[Dataset items]
/---

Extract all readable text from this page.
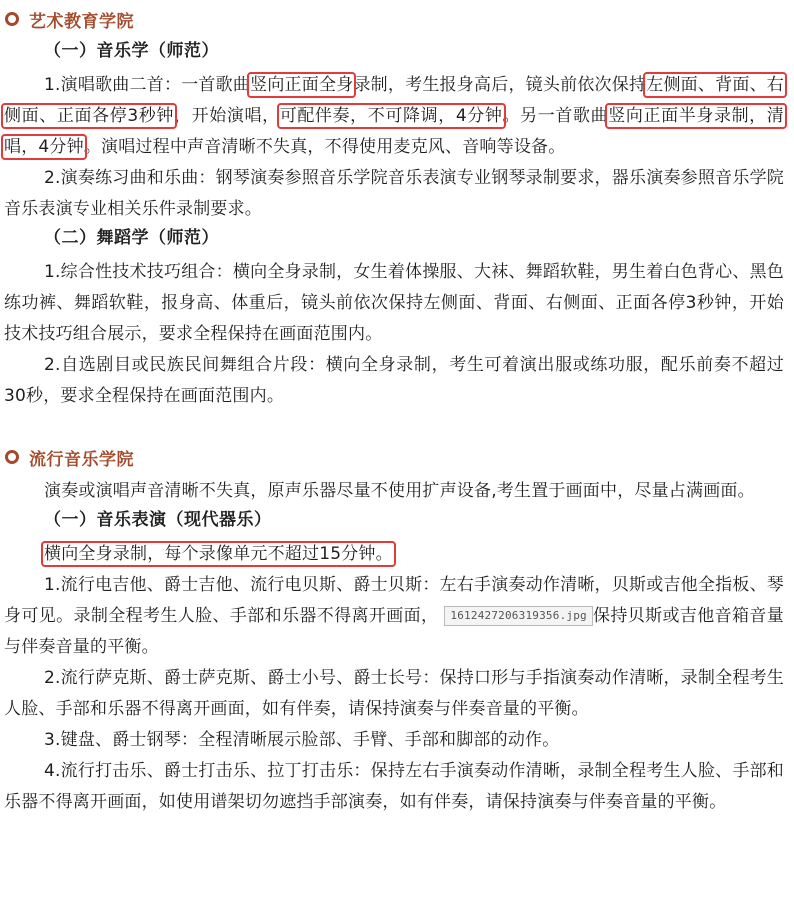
艺术教育学院
（一）音乐学（师范）

1.演唱歌曲二首：一首歌曲竖向正面全身录制，考生报身高后，镜头前依次保持左侧面、背面、右侧面、正面各停3秒钟，开始演唱，可配伴奏，不可降调，4分钟。另一首歌曲竖向正面半身录制，清唱，4分钟。演唱过程中声音清晰不失真，不得使用麦克风、音响等设备。

2.演奏练习曲和乐曲：钢琴演奏参照音乐学院音乐表演专业钢琴录制要求，器乐演奏参照音乐学院音乐表演专业相关乐件录制要求。

（二）舞蹈学（师范）

1.综合性技术技巧组合：横向全身录制，女生着体操服、大袜、舞蹈软鞋，男生着白色背心、黑色练功裤、舞蹈软鞋，报身高、体重后，镜头前依次保持左侧面、背面、右侧面、正面各停3秒钟，开始技术技巧组合展示，要求全程保持在画面范围内。

2.自选剧目或民族民间舞组合片段：横向全身录制，考生可着演出服或练功服，配乐前奏不超过30秒，要求全程保持在画面范围内。

流行音乐学院

演奏或演唱声音清晰不失真，原声乐器尽量不使用扩声设备,考生置于画面中，尽量占满画面。

（一）音乐表演（现代器乐）

横向全身录制，每个录像单元不超过15分钟。

1.流行电吉他、爵士吉他、流行电贝斯、爵士贝斯：左右手演奏动作清晰，贝斯或吉他全指板、琴身可见。录制全程考生人脸、手部和乐器不得离开画面， 1612427206319356.jpg 保持贝斯或吉他音箱音量与伴奏音量的平衡。

2.流行萨克斯、爵士萨克斯、爵士小号、爵士长号：保持口形与手指演奏动作清晰，录制全程考生人脸、手部和乐器不得离开画面，如有伴奏，请保持演奏与伴奏音量的平衡。

3.键盘、爵士钢琴：全程清晰展示脸部、手臂、手部和脚部的动作。

4.流行打击乐、爵士打击乐、拉丁打击乐：保持左右手演奏动作清晰，录制全程考生人脸、手部和乐器不得离开画面，如使用谱架切勿遮挡手部演奏，如有伴奏，请保持演奏与伴奏音量的平衡。
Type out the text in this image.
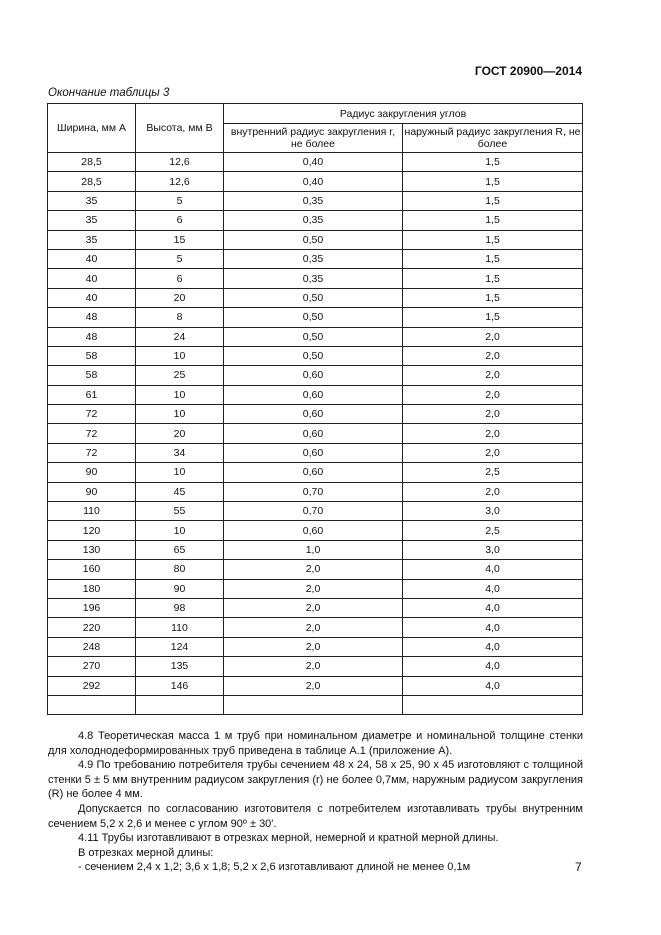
ГОСТ 20900—2014
Окончание таблицы 3
Ширина, мм А	Высота, мм В	Радиус закругления углов	
		внутренний радиус закругления r, не более	наружный радиус закругления R, не более
28,5	12,6	0,40	1,5
28,5	12,6	0,40	1,5
35	5	0,35	1,5
35	6	0,35	1,5
35	15	0,50	1,5
40	5	0,35	1,5
40	6	0,35	1,5
40	20	0,50	1,5
48	8	0,50	1,5
48	24	0,50	2,0
58	10	0,50	2,0
58	25	0,60	2,0
61	10	0,60	2,0
72	10	0,60	2,0
72	20	0,60	2,0
72	34	0,60	2,0
90	10	0,60	2,5
90	45	0,70	2,0
110	55	0,70	3,0
120	10	0,60	2,5
130	65	1,0	3,0
160	80	2,0	4,0
180	90	2,0	4,0
196	98	2,0	4,0
220	110	2,0	4,0
248	124	2,0	4,0
270	135	2,0	4,0
292	146	2,0	4,0

4.8 Теоретическая масса 1 м труб при номинальном диаметре и номинальной толщине стенки для холоднодеформированных труб приведена в таблице А.1 (приложение А).

4.9 По требованию потребителя трубы сечением 48 х 24, 58 х 25, 90 х 45 изготовляют с толщиной стенки 5 ± 5 мм внутренним радиусом закругления (r) не более 0,7мм, наружным радиусом закругления (R) не более 4 мм.

Допускается по согласованию изготовителя с потребителем изготавливать трубы внутренним сечением 5,2 х 2,6 и менее с углом 90º ± 30'.

4.11 Трубы изготавливают в отрезках мерной, немерной и кратной мерной длины.

В отрезках мерной длины:

- сечением 2,4 х 1,2; 3,6 х 1,8; 5,2 х 2,6 изготавливают длиной не менее 0,1м	7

\---

> [Problem description] Reproduce the records above exactly, leaving out every picture they contain.

> [Problem solution]
Extract all readable text from this page.
艺术教育学院
（一）音乐学（师范）

1.演唱歌曲二首：一首歌曲竖向正面全身录制，考生报身高后，镜头前依次保持左侧面、背面、右侧面、正面各停3秒钟，开始演唱，可配伴奏，不可降调，4分钟。另一首歌曲竖向正面半身录制，清唱，4分钟。演唱过程中声音清晰不失真，不得使用麦克风、音响等设备。

2.演奏练习曲和乐曲：钢琴演奏参照音乐学院音乐表演专业钢琴录制要求，器乐演奏参照音乐学院音乐表演专业相关乐件录制要求。

（二）舞蹈学（师范）

1.综合性技术技巧组合：横向全身录制，女生着体操服、大袜、舞蹈软鞋，男生着白色背心、黑色练功裤、舞蹈软鞋，报身高、体重后，镜头前依次保持左侧面、背面、右侧面、正面各停3秒钟，开始技术技巧组合展示，要求全程保持在画面范围内。

2.自选剧目或民族民间舞组合片段：横向全身录制，考生可着演出服或练功服，配乐前奏不超过30秒，要求全程保持在画面范围内。

流行音乐学院

演奏或演唱声音清晰不失真，原声乐器尽量不使用扩声设备,考生置于画面中，尽量占满画面。

（一）音乐表演（现代器乐）

横向全身录制，每个录像单元不超过15分钟。

1.流行电吉他、爵士吉他、流行电贝斯、爵士贝斯：左右手演奏动作清晰，贝斯或吉他全指板、琴身可见。录制全程考生人脸、手部和乐器不得离开画面， 1612427206319356.jpg 保持贝斯或吉他音箱音量与伴奏音量的平衡。

2.流行萨克斯、爵士萨克斯、爵士小号、爵士长号：保持口形与手指演奏动作清晰，录制全程考生人脸、手部和乐器不得离开画面，如有伴奏，请保持演奏与伴奏音量的平衡。

3.键盘、爵士钢琴：全程清晰展示脸部、手臂、手部和脚部的动作。

4.流行打击乐、爵士打击乐、拉丁打击乐：保持左右手演奏动作清晰，录制全程考生人脸、手部和乐器不得离开画面，如使用谱架切勿遮挡手部演奏，如有伴奏，请保持演奏与伴奏音量的平衡。
Type out the text in this image.
ГОСТ 20900—2014
Окончание таблицы 3
Ширина, мм А	Высота, мм В	Радиус закругления углов	
		внутренний радиус закругления r, не более	наружный радиус закругления R, не более
28,5	12,6	0,40	1,5
28,5	12,6	0,40	1,5
35	5	0,35	1,5
35	6	0,35	1,5
35	15	0,50	1,5
40	5	0,35	1,5
40	6	0,35	1,5
40	20	0,50	1,5
48	8	0,50	1,5
48	24	0,50	2,0
58	10	0,50	2,0
58	25	0,60	2,0
61	10	0,60	2,0
72	10	0,60	2,0
72	20	0,60	2,0
72	34	0,60	2,0
90	10	0,60	2,5
90	45	0,70	2,0
110	55	0,70	3,0
120	10	0,60	2,5
130	65	1,0	3,0
160	80	2,0	4,0
180	90	2,0	4,0
196	98	2,0	4,0
220	110	2,0	4,0
248	124	2,0	4,0
270	135	2,0	4,0
292	146	2,0	4,0

4.8 Теоретическая масса 1 м труб при номинальном диаметре и номинальной толщине стенки для холоднодеформированных труб приведена в таблице А.1 (приложение А).

4.9 По требованию потребителя трубы сечением 48 х 24, 58 х 25, 90 х 45 изготовляют с толщиной стенки 5 ± 5 мм внутренним радиусом закругления (r) не более 0,7мм, наружным радиусом закругления (R) не более 4 мм.

Допускается по согласованию изготовителя с потребителем изготавливать трубы внутренним сечением 5,2 х 2,6 и менее с углом 90º ± 30'.

4.11 Трубы изготавливают в отрезках мерной, немерной и кратной мерной длины.

В отрезках мерной длины:

- сечением 2,4 х 1,2; 3,6 х 1,8; 5,2 х 2,6 изготавливают длиной не менее 0,1м	7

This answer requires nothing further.